— BEGIN Exercise materials —
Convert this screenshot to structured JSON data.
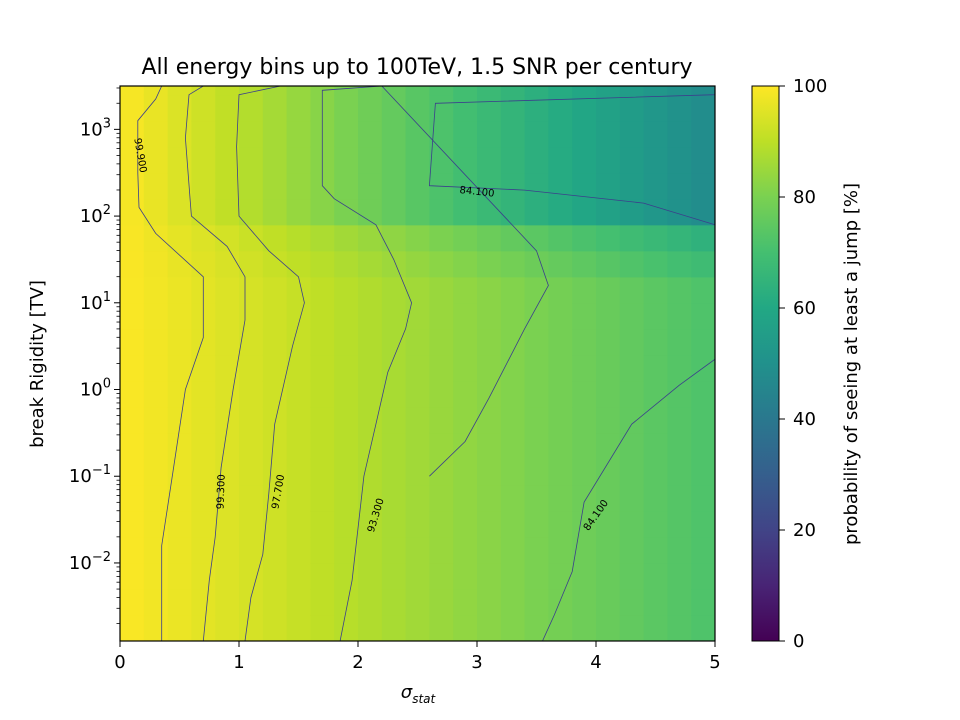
{
  "chart_data": {
    "type": "heatmap",
    "title": "All energy bins up to 100TeV, 1.5 SNR per century",
    "xlabel": "σ_stat",
    "ylabel": "break Rigidity [TV]",
    "colorbar_label": "probability of seeing at least a jump [%]",
    "colormap": "viridis",
    "xlim": [
      0,
      5
    ],
    "ylim_log10": [
      -2.9,
      3.5
    ],
    "y_scale": "log",
    "grid": false,
    "x_ticks": [
      0,
      1,
      2,
      3,
      4,
      5
    ],
    "y_ticks": [
      {
        "exp": -2,
        "label": "−2"
      },
      {
        "exp": -1,
        "label": "−1"
      },
      {
        "exp": 0,
        "label": "0"
      },
      {
        "exp": 1,
        "label": "1"
      },
      {
        "exp": 2,
        "label": "2"
      },
      {
        "exp": 3,
        "label": "3"
      }
    ],
    "y_tick_base": "10",
    "colorbar_range": [
      0,
      100
    ],
    "colorbar_ticks": [
      0,
      20,
      40,
      60,
      80,
      100
    ],
    "heatmap_model": {
      "x_bin_width": 0.2,
      "y_bin_width_log10": 0.3,
      "drop_per_sigma_low_rigidity": 5.7,
      "drop_per_sigma_high_rigidity": 10.5,
      "high_rigidity_threshold_TV": 100
    },
    "contours": [
      {
        "level": 99.9,
        "label": "99.900",
        "points": [
          [
            0.35,
            3.5
          ],
          [
            0.3,
            3.35
          ],
          [
            0.15,
            3.1
          ],
          [
            0.15,
            2.5
          ],
          [
            0.16,
            2.1
          ],
          [
            0.3,
            1.8
          ],
          [
            0.7,
            1.3
          ],
          [
            0.7,
            0.6
          ],
          [
            0.55,
            0.0
          ],
          [
            0.45,
            -0.9
          ],
          [
            0.35,
            -1.8
          ],
          [
            0.35,
            -2.9
          ]
        ]
      },
      {
        "level": 99.3,
        "label": "99.300",
        "points": [
          [
            0.7,
            3.5
          ],
          [
            0.58,
            3.4
          ],
          [
            0.55,
            2.9
          ],
          [
            0.6,
            2.0
          ],
          [
            0.9,
            1.65
          ],
          [
            1.05,
            1.3
          ],
          [
            1.05,
            0.8
          ],
          [
            0.95,
            0.0
          ],
          [
            0.85,
            -0.9
          ],
          [
            0.8,
            -1.7
          ],
          [
            0.75,
            -2.2
          ],
          [
            0.7,
            -2.9
          ]
        ]
      },
      {
        "level": 97.7,
        "label": "97.700",
        "points": [
          [
            1.35,
            3.5
          ],
          [
            1.0,
            3.4
          ],
          [
            0.98,
            2.8
          ],
          [
            1.0,
            2.0
          ],
          [
            1.25,
            1.6
          ],
          [
            1.5,
            1.3
          ],
          [
            1.55,
            1.0
          ],
          [
            1.45,
            0.5
          ],
          [
            1.3,
            -0.4
          ],
          [
            1.25,
            -1.2
          ],
          [
            1.2,
            -1.9
          ],
          [
            1.1,
            -2.4
          ],
          [
            1.05,
            -2.9
          ]
        ]
      },
      {
        "level": 93.3,
        "label": "93.300",
        "points": [
          [
            2.2,
            3.5
          ],
          [
            1.7,
            3.45
          ],
          [
            1.7,
            2.35
          ],
          [
            1.8,
            2.2
          ],
          [
            2.15,
            1.9
          ],
          [
            2.3,
            1.5
          ],
          [
            2.45,
            1.0
          ],
          [
            2.4,
            0.7
          ],
          [
            2.25,
            0.2
          ],
          [
            2.15,
            -0.4
          ],
          [
            2.05,
            -1.0
          ],
          [
            2.0,
            -1.6
          ],
          [
            1.95,
            -2.2
          ],
          [
            1.85,
            -2.9
          ]
        ]
      },
      {
        "level": 84.1,
        "label": "84.100",
        "points": [
          [
            5.0,
            3.5
          ],
          [
            5.0,
            3.4
          ],
          [
            2.65,
            3.3
          ],
          [
            2.6,
            2.35
          ],
          [
            3.4,
            2.3
          ],
          [
            4.4,
            2.15
          ],
          [
            5.0,
            1.9
          ]
        ]
      },
      {
        "level": 84.1,
        "label": "84.100",
        "points": [
          [
            5.0,
            0.35
          ],
          [
            4.7,
            0.05
          ],
          [
            4.3,
            -0.4
          ],
          [
            3.9,
            -1.3
          ],
          [
            3.8,
            -2.1
          ],
          [
            3.65,
            -2.6
          ],
          [
            3.55,
            -2.9
          ]
        ]
      },
      {
        "level": 93.3,
        "label": "",
        "points": [
          [
            2.2,
            3.5
          ],
          [
            3.5,
            1.6
          ],
          [
            3.6,
            1.2
          ],
          [
            3.4,
            0.7
          ],
          [
            3.1,
            -0.1
          ],
          [
            2.9,
            -0.6
          ],
          [
            2.6,
            -1.0
          ]
        ]
      }
    ],
    "contour_labels": [
      {
        "label": "99.900",
        "x": 0.17,
        "y_log10": 2.7,
        "angle": 80
      },
      {
        "label": "99.300",
        "x": 0.85,
        "y_log10": -1.18,
        "angle": -88
      },
      {
        "label": "97.700",
        "x": 1.33,
        "y_log10": -1.18,
        "angle": -80
      },
      {
        "label": "93.300",
        "x": 2.15,
        "y_log10": -1.45,
        "angle": -73
      },
      {
        "label": "84.100",
        "x": 3.0,
        "y_log10": 2.28,
        "angle": 6
      },
      {
        "label": "84.100",
        "x": 4.0,
        "y_log10": -1.45,
        "angle": -55
      }
    ]
  }
}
— END Exercise materials —
Which lines include the word "level"? List them all.

### Response to the exercise
        "level": 99.9,
        "level": 99.3,
        "level": 97.7,
        "level": 93.3,
        "level": 84.1,
        "level": 84.1,
        "level": 93.3,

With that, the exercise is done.